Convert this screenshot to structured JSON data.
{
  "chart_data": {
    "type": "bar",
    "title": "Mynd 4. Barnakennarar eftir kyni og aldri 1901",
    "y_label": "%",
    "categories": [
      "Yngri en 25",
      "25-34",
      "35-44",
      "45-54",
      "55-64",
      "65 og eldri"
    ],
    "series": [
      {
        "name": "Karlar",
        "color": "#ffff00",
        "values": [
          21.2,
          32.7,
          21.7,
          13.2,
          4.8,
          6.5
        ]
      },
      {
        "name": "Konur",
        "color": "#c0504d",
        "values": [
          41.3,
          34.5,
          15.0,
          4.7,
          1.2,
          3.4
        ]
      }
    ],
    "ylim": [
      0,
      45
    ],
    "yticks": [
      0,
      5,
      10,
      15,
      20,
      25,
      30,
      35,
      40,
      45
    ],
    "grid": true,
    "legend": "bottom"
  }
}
_ _ _ _ _ _ _
= What is being asked =
Each entry above is to be printed again exactly.

= Answer to this task =
Convert this screenshot to structured JSON data.
{
  "chart_data": {
    "type": "bar",
    "title": "Mynd 4. Barnakennarar eftir kyni og aldri 1901",
    "y_label": "%",
    "categories": [
      "Yngri en 25",
      "25-34",
      "35-44",
      "45-54",
      "55-64",
      "65 og eldri"
    ],
    "series": [
      {
        "name": "Karlar",
        "color": "#ffff00",
        "values": [
          21.2,
          32.7,
          21.7,
          13.2,
          4.8,
          6.5
        ]
      },
      {
        "name": "Konur",
        "color": "#c0504d",
        "values": [
          41.3,
          34.5,
          15.0,
          4.7,
          1.2,
          3.4
        ]
      }
    ],
    "ylim": [
      0,
      45
    ],
    "yticks": [
      0,
      5,
      10,
      15,
      20,
      25,
      30,
      35,
      40,
      45
    ],
    "grid": true,
    "legend": "bottom"
  }
}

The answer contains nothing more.